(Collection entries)
____________________
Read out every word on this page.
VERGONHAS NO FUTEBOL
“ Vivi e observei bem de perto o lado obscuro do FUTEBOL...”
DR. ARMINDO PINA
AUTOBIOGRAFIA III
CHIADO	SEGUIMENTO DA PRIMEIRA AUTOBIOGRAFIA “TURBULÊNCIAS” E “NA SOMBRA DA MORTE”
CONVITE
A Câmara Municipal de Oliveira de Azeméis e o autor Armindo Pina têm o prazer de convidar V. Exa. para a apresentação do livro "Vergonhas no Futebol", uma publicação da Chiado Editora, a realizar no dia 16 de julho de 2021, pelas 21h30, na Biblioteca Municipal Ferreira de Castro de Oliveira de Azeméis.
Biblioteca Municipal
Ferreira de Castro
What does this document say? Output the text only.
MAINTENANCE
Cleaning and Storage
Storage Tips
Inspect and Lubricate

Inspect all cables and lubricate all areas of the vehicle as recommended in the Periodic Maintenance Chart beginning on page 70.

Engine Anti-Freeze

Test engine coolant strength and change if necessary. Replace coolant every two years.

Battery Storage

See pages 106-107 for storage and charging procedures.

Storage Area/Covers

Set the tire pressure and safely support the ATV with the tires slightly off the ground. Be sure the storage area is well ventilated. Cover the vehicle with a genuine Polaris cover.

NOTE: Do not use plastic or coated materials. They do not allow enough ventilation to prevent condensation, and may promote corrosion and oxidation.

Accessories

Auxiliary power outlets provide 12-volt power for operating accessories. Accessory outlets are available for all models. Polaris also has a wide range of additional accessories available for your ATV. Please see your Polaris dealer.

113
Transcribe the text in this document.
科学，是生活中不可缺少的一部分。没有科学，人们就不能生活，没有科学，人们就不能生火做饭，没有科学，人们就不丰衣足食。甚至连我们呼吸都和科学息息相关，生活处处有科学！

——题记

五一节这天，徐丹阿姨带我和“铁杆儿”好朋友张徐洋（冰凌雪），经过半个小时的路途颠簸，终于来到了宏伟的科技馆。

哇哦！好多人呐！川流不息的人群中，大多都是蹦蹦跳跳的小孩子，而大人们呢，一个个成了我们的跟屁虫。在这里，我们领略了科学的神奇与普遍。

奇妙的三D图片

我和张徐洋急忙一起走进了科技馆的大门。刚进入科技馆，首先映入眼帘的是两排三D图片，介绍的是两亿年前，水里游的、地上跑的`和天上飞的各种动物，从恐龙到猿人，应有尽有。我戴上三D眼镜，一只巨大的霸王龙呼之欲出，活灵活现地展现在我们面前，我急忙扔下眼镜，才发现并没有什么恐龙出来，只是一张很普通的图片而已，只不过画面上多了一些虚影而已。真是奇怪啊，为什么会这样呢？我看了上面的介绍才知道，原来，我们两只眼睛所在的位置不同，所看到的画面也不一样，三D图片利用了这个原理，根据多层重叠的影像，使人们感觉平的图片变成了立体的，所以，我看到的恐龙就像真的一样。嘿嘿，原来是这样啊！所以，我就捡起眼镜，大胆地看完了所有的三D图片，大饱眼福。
____________________
• **Requirements**:
List the lines of the material in which the word "every" occurs.

• **Problem solution**:
Read out every word on this page.
Test engine coolant strength and change if necessary. Replace coolant every two years.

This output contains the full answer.